───── MATERIAL PROVIDED
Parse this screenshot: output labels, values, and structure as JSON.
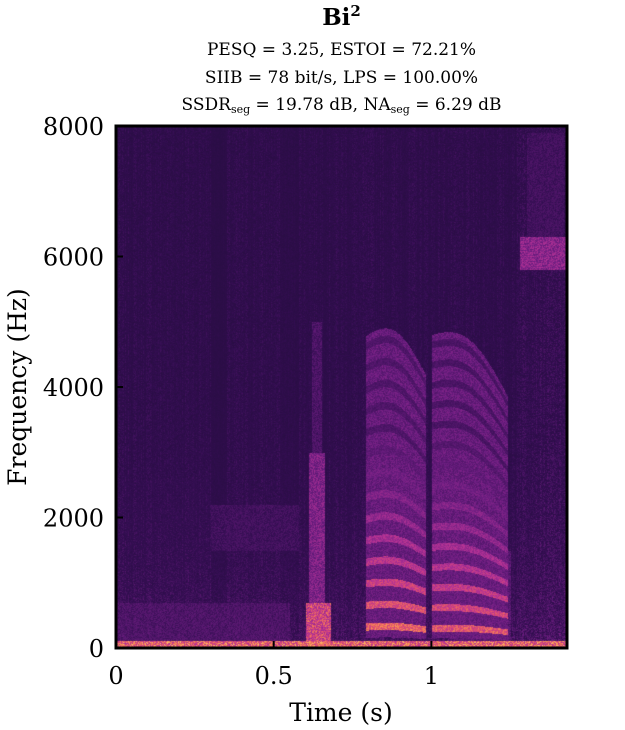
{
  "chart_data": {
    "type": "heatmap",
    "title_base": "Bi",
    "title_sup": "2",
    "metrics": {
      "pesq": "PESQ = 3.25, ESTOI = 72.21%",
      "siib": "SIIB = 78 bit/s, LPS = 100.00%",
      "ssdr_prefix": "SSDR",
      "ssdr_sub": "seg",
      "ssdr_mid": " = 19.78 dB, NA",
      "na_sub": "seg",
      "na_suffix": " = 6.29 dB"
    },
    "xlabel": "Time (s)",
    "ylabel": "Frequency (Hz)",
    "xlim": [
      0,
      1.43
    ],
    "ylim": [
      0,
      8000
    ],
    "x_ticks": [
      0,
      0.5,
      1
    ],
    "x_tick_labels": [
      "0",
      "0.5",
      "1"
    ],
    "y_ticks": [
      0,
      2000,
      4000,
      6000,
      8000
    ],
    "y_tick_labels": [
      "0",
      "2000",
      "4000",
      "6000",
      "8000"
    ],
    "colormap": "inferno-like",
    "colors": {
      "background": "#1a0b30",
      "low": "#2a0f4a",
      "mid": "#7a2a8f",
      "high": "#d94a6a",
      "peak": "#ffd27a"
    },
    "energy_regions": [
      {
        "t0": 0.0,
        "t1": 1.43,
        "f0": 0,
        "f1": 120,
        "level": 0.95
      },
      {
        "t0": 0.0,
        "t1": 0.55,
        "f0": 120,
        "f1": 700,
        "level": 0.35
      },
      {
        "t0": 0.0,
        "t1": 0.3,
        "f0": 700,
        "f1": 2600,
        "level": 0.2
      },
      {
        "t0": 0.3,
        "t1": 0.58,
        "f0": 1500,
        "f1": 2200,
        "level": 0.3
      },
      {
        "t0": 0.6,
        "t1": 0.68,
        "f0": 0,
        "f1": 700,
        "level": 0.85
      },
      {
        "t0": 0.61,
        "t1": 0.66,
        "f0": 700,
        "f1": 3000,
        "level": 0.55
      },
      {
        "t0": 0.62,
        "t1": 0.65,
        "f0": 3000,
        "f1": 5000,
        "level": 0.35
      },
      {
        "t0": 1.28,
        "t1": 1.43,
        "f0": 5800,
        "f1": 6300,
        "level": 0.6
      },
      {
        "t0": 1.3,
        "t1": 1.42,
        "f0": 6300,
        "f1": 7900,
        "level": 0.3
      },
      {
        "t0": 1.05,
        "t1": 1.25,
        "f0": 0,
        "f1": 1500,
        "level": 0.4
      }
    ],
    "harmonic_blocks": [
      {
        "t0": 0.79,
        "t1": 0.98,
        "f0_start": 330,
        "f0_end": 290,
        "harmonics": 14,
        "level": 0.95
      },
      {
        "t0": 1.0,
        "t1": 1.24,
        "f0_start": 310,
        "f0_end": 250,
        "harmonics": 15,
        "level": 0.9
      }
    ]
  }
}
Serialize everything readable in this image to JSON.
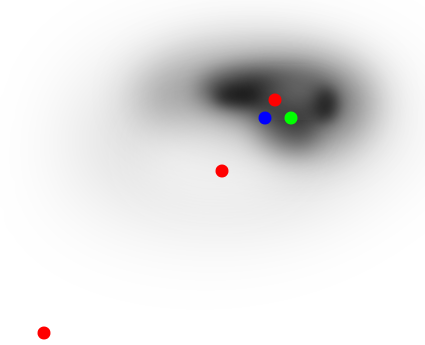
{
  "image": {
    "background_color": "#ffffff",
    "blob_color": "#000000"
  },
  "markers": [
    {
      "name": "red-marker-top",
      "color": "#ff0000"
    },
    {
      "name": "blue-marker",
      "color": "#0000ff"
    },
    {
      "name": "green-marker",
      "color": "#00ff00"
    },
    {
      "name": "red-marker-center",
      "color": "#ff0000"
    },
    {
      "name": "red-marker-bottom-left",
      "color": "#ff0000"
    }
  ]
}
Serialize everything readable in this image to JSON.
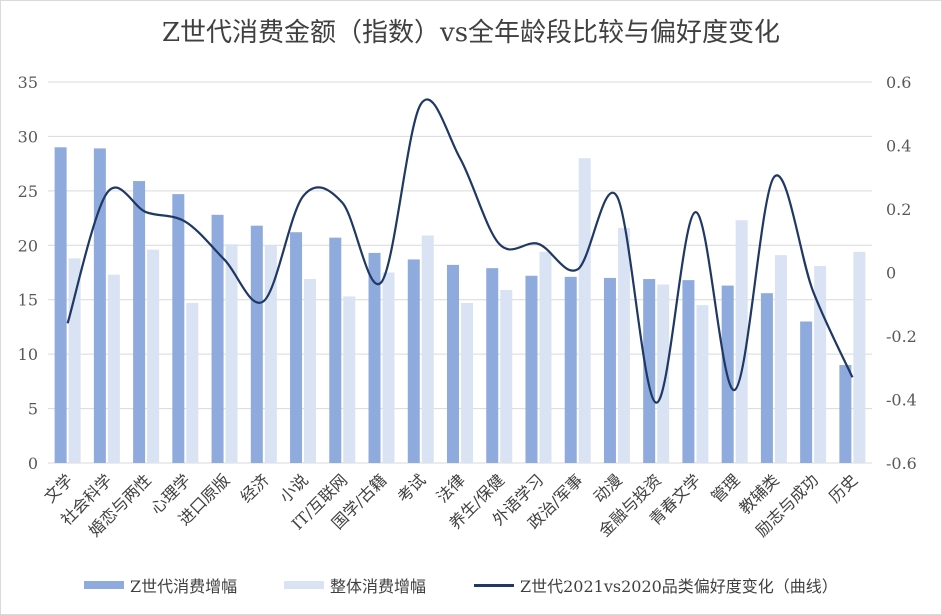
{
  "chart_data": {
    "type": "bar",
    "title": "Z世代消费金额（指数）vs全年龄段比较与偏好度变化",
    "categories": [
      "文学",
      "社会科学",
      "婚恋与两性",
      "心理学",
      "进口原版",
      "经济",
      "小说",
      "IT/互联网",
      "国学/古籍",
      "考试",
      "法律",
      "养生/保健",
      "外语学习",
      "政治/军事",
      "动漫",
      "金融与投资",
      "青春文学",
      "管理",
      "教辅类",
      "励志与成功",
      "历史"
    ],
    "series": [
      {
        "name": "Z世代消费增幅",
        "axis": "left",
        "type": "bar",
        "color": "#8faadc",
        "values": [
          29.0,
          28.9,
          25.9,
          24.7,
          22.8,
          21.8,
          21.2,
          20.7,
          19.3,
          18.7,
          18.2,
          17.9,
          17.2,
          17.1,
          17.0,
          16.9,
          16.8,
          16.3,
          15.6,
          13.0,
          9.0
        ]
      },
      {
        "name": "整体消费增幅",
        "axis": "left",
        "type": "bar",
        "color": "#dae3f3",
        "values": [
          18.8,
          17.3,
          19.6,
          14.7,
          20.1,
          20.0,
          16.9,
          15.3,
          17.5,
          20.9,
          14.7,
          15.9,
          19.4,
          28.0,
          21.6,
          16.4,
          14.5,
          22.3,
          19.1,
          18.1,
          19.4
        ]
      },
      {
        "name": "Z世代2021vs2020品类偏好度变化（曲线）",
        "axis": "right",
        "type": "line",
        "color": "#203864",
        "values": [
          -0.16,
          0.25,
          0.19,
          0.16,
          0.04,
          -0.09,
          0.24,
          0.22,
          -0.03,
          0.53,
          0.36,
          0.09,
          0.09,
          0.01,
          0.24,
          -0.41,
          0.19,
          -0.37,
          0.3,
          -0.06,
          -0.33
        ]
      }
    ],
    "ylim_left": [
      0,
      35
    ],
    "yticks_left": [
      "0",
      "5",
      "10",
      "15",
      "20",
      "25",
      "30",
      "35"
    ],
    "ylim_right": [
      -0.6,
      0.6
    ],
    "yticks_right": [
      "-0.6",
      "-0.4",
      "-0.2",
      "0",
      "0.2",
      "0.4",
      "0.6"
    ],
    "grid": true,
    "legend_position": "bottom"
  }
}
──────────
### PROBLEM DETAILS
Every record gets retyped exactly; no picture goes into the copy.

### ANSWER TO THE EXERCISE
Parse this screenshot: output labels, values, and structure as JSON.
{
  "chart_data": {
    "type": "heatmap",
    "title_base": "Bi",
    "title_sup": "2",
    "metrics": {
      "pesq": "PESQ = 3.25, ESTOI = 72.21%",
      "siib": "SIIB = 78 bit/s, LPS = 100.00%",
      "ssdr_prefix": "SSDR",
      "ssdr_sub": "seg",
      "ssdr_mid": " = 19.78 dB, NA",
      "na_sub": "seg",
      "na_suffix": " = 6.29 dB"
    },
    "xlabel": "Time (s)",
    "ylabel": "Frequency (Hz)",
    "xlim": [
      0,
      1.43
    ],
    "ylim": [
      0,
      8000
    ],
    "x_ticks": [
      0,
      0.5,
      1
    ],
    "x_tick_labels": [
      "0",
      "0.5",
      "1"
    ],
    "y_ticks": [
      0,
      2000,
      4000,
      6000,
      8000
    ],
    "y_tick_labels": [
      "0",
      "2000",
      "4000",
      "6000",
      "8000"
    ],
    "colormap": "inferno-like",
    "colors": {
      "background": "#1a0b30",
      "low": "#2a0f4a",
      "mid": "#7a2a8f",
      "high": "#d94a6a",
      "peak": "#ffd27a"
    },
    "energy_regions": [
      {
        "t0": 0.0,
        "t1": 1.43,
        "f0": 0,
        "f1": 120,
        "level": 0.95
      },
      {
        "t0": 0.0,
        "t1": 0.55,
        "f0": 120,
        "f1": 700,
        "level": 0.35
      },
      {
        "t0": 0.0,
        "t1": 0.3,
        "f0": 700,
        "f1": 2600,
        "level": 0.2
      },
      {
        "t0": 0.3,
        "t1": 0.58,
        "f0": 1500,
        "f1": 2200,
        "level": 0.3
      },
      {
        "t0": 0.6,
        "t1": 0.68,
        "f0": 0,
        "f1": 700,
        "level": 0.85
      },
      {
        "t0": 0.61,
        "t1": 0.66,
        "f0": 700,
        "f1": 3000,
        "level": 0.55
      },
      {
        "t0": 0.62,
        "t1": 0.65,
        "f0": 3000,
        "f1": 5000,
        "level": 0.35
      },
      {
        "t0": 1.28,
        "t1": 1.43,
        "f0": 5800,
        "f1": 6300,
        "level": 0.6
      },
      {
        "t0": 1.3,
        "t1": 1.42,
        "f0": 6300,
        "f1": 7900,
        "level": 0.3
      },
      {
        "t0": 1.05,
        "t1": 1.25,
        "f0": 0,
        "f1": 1500,
        "level": 0.4
      }
    ],
    "harmonic_blocks": [
      {
        "t0": 0.79,
        "t1": 0.98,
        "f0_start": 330,
        "f0_end": 290,
        "harmonics": 14,
        "level": 0.95
      },
      {
        "t0": 1.0,
        "t1": 1.24,
        "f0_start": 310,
        "f0_end": 250,
        "harmonics": 15,
        "level": 0.9
      }
    ]
  }
}
Serialize everything readable in this image to JSON.
{
  "image": {
    "background_color": "#ffffff",
    "blob_color": "#000000"
  },
  "markers": [
    {
      "name": "red-marker-top",
      "color": "#ff0000"
    },
    {
      "name": "blue-marker",
      "color": "#0000ff"
    },
    {
      "name": "green-marker",
      "color": "#00ff00"
    },
    {
      "name": "red-marker-center",
      "color": "#ff0000"
    },
    {
      "name": "red-marker-bottom-left",
      "color": "#ff0000"
    }
  ]
}
Serialize everything readable in this image to JSON.
{
  "chart_data": {
    "type": "bar",
    "title": "Z世代消费金额（指数）vs全年龄段比较与偏好度变化",
    "categories": [
      "文学",
      "社会科学",
      "婚恋与两性",
      "心理学",
      "进口原版",
      "经济",
      "小说",
      "IT/互联网",
      "国学/古籍",
      "考试",
      "法律",
      "养生/保健",
      "外语学习",
      "政治/军事",
      "动漫",
      "金融与投资",
      "青春文学",
      "管理",
      "教辅类",
      "励志与成功",
      "历史"
    ],
    "series": [
      {
        "name": "Z世代消费增幅",
        "axis": "left",
        "type": "bar",
        "color": "#8faadc",
        "values": [
          29.0,
          28.9,
          25.9,
          24.7,
          22.8,
          21.8,
          21.2,
          20.7,
          19.3,
          18.7,
          18.2,
          17.9,
          17.2,
          17.1,
          17.0,
          16.9,
          16.8,
          16.3,
          15.6,
          13.0,
          9.0
        ]
      },
      {
        "name": "整体消费增幅",
        "axis": "left",
        "type": "bar",
        "color": "#dae3f3",
        "values": [
          18.8,
          17.3,
          19.6,
          14.7,
          20.1,
          20.0,
          16.9,
          15.3,
          17.5,
          20.9,
          14.7,
          15.9,
          19.4,
          28.0,
          21.6,
          16.4,
          14.5,
          22.3,
          19.1,
          18.1,
          19.4
        ]
      },
      {
        "name": "Z世代2021vs2020品类偏好度变化（曲线）",
        "axis": "right",
        "type": "line",
        "color": "#203864",
        "values": [
          -0.16,
          0.25,
          0.19,
          0.16,
          0.04,
          -0.09,
          0.24,
          0.22,
          -0.03,
          0.53,
          0.36,
          0.09,
          0.09,
          0.01,
          0.24,
          -0.41,
          0.19,
          -0.37,
          0.3,
          -0.06,
          -0.33
        ]
      }
    ],
    "ylim_left": [
      0,
      35
    ],
    "yticks_left": [
      "0",
      "5",
      "10",
      "15",
      "20",
      "25",
      "30",
      "35"
    ],
    "ylim_right": [
      -0.6,
      0.6
    ],
    "yticks_right": [
      "-0.6",
      "-0.4",
      "-0.2",
      "0",
      "0.2",
      "0.4",
      "0.6"
    ],
    "grid": true,
    "legend_position": "bottom"
  }
}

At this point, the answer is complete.